**SET PROBLEM:** Output every line of the data exactly as it appears.

**INFORMATION PROVIDED:**
-- begin --

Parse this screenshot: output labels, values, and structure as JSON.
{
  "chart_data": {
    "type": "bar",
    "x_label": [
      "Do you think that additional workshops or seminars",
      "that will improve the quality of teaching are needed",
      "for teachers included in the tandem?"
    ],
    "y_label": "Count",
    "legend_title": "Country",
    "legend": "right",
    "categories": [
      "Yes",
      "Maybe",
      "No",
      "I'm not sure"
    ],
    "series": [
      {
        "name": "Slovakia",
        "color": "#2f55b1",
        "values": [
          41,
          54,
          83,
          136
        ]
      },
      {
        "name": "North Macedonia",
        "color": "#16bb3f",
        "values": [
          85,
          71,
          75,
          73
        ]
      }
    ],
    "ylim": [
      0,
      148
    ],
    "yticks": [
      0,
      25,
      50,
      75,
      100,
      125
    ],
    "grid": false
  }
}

-- end --

**THE OUTPUT:**
Parse this screenshot: output labels, values, and structure as JSON.
{
  "chart_data": {
    "type": "bar",
    "x_label": [
      "Do you think that additional workshops or seminars",
      "that will improve the quality of teaching are needed",
      "for teachers included in the tandem?"
    ],
    "y_label": "Count",
    "legend_title": "Country",
    "legend": "right",
    "categories": [
      "Yes",
      "Maybe",
      "No",
      "I'm not sure"
    ],
    "series": [
      {
        "name": "Slovakia",
        "color": "#2f55b1",
        "values": [
          41,
          54,
          83,
          136
        ]
      },
      {
        "name": "North Macedonia",
        "color": "#16bb3f",
        "values": [
          85,
          71,
          75,
          73
        ]
      }
    ],
    "ylim": [
      0,
      148
    ],
    "yticks": [
      0,
      25,
      50,
      75,
      100,
      125
    ],
    "grid": false
  }
}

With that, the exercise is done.